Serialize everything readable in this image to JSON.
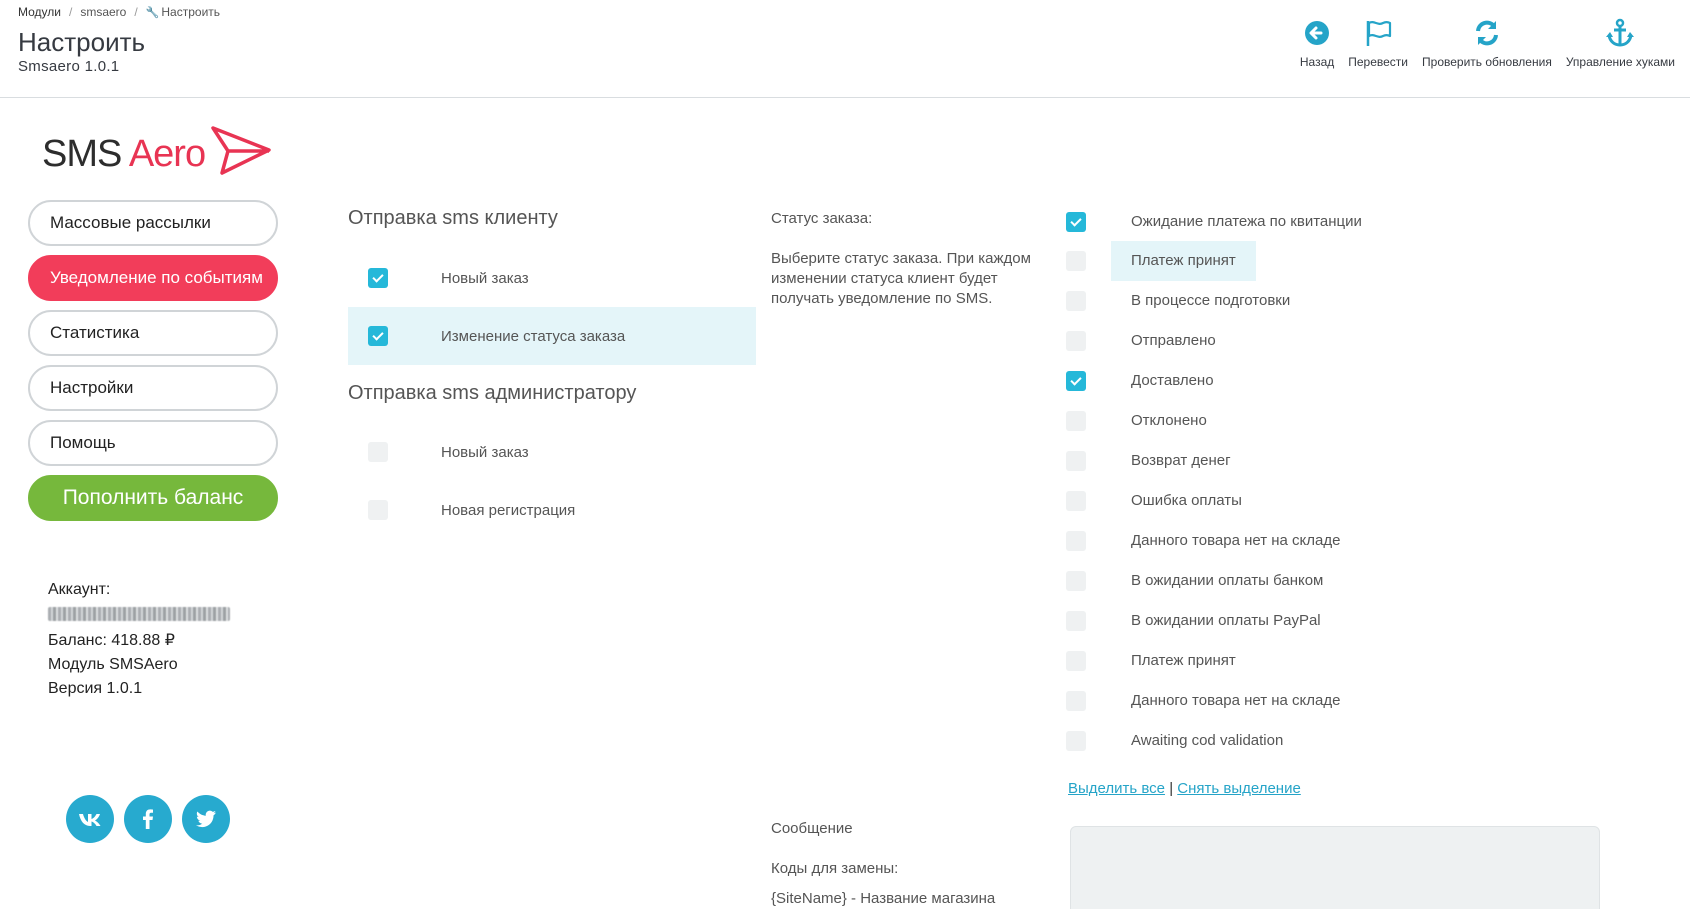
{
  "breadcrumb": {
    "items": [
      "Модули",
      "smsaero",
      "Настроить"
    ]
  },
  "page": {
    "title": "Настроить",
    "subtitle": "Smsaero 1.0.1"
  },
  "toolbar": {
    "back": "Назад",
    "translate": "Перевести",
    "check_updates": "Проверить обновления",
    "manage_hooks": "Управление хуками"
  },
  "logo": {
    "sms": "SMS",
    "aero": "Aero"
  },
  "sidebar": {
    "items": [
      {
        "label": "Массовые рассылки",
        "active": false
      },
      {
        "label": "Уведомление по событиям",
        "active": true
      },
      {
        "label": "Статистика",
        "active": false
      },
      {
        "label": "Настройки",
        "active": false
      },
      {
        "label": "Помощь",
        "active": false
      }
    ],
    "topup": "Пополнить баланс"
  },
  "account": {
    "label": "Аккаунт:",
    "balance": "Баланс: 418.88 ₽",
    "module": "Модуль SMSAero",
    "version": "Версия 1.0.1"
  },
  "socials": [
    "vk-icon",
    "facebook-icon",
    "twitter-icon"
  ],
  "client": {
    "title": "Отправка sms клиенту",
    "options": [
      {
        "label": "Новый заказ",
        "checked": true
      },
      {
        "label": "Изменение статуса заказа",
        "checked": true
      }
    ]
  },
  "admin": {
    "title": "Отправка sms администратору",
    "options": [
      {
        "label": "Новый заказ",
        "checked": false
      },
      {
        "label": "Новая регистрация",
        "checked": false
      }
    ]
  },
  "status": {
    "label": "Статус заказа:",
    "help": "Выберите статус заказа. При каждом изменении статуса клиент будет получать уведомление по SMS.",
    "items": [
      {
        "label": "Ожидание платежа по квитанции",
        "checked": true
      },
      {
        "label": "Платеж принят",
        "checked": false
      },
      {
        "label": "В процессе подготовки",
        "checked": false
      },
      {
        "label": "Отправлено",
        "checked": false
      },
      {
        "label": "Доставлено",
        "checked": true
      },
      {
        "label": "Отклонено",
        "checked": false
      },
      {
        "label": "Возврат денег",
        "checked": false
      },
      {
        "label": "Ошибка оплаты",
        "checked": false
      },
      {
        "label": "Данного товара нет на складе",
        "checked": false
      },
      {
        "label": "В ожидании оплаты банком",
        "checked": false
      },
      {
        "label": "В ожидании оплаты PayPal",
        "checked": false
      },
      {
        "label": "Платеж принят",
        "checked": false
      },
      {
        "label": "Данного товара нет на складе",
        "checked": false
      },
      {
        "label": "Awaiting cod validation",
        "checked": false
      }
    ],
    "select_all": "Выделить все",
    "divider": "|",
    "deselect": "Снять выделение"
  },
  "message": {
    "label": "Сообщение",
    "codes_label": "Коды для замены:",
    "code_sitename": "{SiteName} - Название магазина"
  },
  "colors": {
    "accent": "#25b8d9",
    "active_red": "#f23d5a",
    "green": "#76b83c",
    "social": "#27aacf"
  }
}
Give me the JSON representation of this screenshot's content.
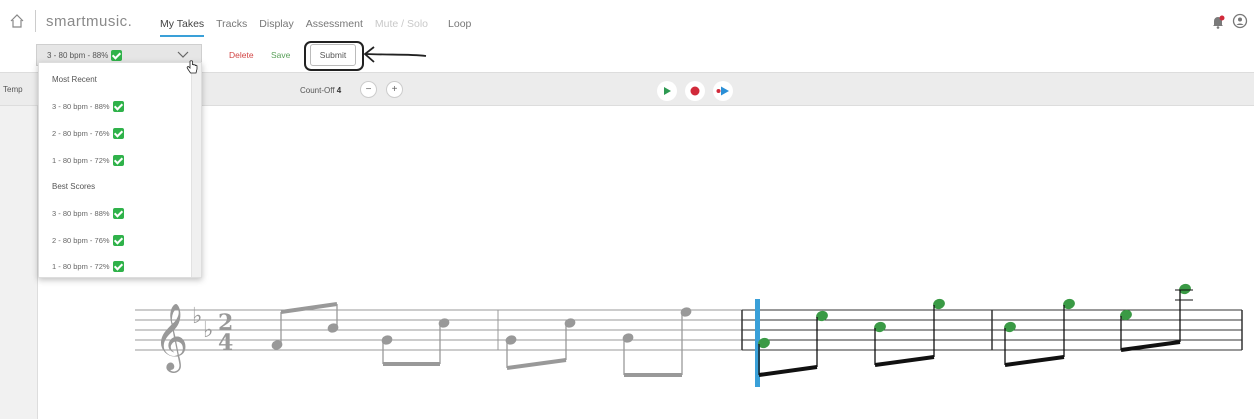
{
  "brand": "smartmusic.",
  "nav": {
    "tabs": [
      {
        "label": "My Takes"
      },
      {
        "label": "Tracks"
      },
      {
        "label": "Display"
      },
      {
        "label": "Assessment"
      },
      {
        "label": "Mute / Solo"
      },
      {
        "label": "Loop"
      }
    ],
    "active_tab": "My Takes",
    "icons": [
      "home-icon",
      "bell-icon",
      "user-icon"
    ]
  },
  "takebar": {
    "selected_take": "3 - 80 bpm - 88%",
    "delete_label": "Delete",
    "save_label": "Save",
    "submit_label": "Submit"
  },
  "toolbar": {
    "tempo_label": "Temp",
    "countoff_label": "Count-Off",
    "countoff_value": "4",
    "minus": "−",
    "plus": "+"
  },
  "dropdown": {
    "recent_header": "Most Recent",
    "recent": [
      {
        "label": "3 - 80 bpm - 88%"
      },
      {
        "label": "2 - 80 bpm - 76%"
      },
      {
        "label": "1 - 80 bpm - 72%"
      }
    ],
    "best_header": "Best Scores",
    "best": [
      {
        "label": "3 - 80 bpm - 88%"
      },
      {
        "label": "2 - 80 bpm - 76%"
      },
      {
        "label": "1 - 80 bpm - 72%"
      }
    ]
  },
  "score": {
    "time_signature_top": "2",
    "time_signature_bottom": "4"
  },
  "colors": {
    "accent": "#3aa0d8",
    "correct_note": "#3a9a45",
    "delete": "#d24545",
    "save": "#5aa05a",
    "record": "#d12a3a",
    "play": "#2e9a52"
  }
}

### Problem description
The required output is the number of lines containing the word "оплаты", and nothing besides.

### Output for this task
3